Goal: Below are some records; retype all of them exactly.
___ Data supplied ___
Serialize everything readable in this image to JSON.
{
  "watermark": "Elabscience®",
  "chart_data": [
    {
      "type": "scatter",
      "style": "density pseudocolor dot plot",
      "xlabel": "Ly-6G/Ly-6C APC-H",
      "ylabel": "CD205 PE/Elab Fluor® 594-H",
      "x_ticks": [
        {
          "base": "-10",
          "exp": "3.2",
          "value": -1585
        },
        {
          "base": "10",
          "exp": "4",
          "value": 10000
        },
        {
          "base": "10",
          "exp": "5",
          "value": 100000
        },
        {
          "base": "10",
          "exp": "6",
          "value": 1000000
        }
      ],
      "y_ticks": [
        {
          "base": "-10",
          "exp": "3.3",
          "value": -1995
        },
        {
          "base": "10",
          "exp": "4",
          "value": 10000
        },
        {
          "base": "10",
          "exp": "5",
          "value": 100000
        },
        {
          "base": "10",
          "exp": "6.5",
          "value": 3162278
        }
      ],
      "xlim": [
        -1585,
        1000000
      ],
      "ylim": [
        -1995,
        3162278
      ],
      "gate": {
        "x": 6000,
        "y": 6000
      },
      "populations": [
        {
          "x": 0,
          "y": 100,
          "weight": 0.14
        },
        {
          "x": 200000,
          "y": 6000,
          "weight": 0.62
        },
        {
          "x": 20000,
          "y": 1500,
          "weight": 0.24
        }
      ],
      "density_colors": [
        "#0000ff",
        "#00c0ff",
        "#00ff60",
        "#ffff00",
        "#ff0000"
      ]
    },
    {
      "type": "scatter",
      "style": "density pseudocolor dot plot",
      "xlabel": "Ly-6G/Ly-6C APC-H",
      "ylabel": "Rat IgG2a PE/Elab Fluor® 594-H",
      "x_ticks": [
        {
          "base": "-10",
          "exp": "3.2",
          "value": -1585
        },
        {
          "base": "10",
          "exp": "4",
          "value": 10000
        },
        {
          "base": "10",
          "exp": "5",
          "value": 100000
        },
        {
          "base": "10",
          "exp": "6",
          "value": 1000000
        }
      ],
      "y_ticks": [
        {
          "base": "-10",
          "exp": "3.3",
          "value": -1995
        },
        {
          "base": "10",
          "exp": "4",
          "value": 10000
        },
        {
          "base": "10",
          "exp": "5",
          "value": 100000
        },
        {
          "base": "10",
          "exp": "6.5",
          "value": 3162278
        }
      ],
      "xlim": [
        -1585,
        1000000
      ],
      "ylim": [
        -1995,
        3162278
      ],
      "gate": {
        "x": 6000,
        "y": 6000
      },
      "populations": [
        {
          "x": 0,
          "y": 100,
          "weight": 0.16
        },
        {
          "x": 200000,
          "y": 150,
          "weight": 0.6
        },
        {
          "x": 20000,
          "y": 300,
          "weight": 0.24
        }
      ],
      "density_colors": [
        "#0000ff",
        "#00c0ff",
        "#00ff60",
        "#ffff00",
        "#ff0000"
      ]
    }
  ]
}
___
Worked answer:
Serialize everything readable in this image to JSON.
{
  "watermark": "Elabscience®",
  "chart_data": [
    {
      "type": "scatter",
      "style": "density pseudocolor dot plot",
      "xlabel": "Ly-6G/Ly-6C APC-H",
      "ylabel": "CD205 PE/Elab Fluor® 594-H",
      "x_ticks": [
        {
          "base": "-10",
          "exp": "3.2",
          "value": -1585
        },
        {
          "base": "10",
          "exp": "4",
          "value": 10000
        },
        {
          "base": "10",
          "exp": "5",
          "value": 100000
        },
        {
          "base": "10",
          "exp": "6",
          "value": 1000000
        }
      ],
      "y_ticks": [
        {
          "base": "-10",
          "exp": "3.3",
          "value": -1995
        },
        {
          "base": "10",
          "exp": "4",
          "value": 10000
        },
        {
          "base": "10",
          "exp": "5",
          "value": 100000
        },
        {
          "base": "10",
          "exp": "6.5",
          "value": 3162278
        }
      ],
      "xlim": [
        -1585,
        1000000
      ],
      "ylim": [
        -1995,
        3162278
      ],
      "gate": {
        "x": 6000,
        "y": 6000
      },
      "populations": [
        {
          "x": 0,
          "y": 100,
          "weight": 0.14
        },
        {
          "x": 200000,
          "y": 6000,
          "weight": 0.62
        },
        {
          "x": 20000,
          "y": 1500,
          "weight": 0.24
        }
      ],
      "density_colors": [
        "#0000ff",
        "#00c0ff",
        "#00ff60",
        "#ffff00",
        "#ff0000"
      ]
    },
    {
      "type": "scatter",
      "style": "density pseudocolor dot plot",
      "xlabel": "Ly-6G/Ly-6C APC-H",
      "ylabel": "Rat IgG2a PE/Elab Fluor® 594-H",
      "x_ticks": [
        {
          "base": "-10",
          "exp": "3.2",
          "value": -1585
        },
        {
          "base": "10",
          "exp": "4",
          "value": 10000
        },
        {
          "base": "10",
          "exp": "5",
          "value": 100000
        },
        {
          "base": "10",
          "exp": "6",
          "value": 1000000
        }
      ],
      "y_ticks": [
        {
          "base": "-10",
          "exp": "3.3",
          "value": -1995
        },
        {
          "base": "10",
          "exp": "4",
          "value": 10000
        },
        {
          "base": "10",
          "exp": "5",
          "value": 100000
        },
        {
          "base": "10",
          "exp": "6.5",
          "value": 3162278
        }
      ],
      "xlim": [
        -1585,
        1000000
      ],
      "ylim": [
        -1995,
        3162278
      ],
      "gate": {
        "x": 6000,
        "y": 6000
      },
      "populations": [
        {
          "x": 0,
          "y": 100,
          "weight": 0.16
        },
        {
          "x": 200000,
          "y": 150,
          "weight": 0.6
        },
        {
          "x": 20000,
          "y": 300,
          "weight": 0.24
        }
      ],
      "density_colors": [
        "#0000ff",
        "#00c0ff",
        "#00ff60",
        "#ffff00",
        "#ff0000"
      ]
    }
  ]
}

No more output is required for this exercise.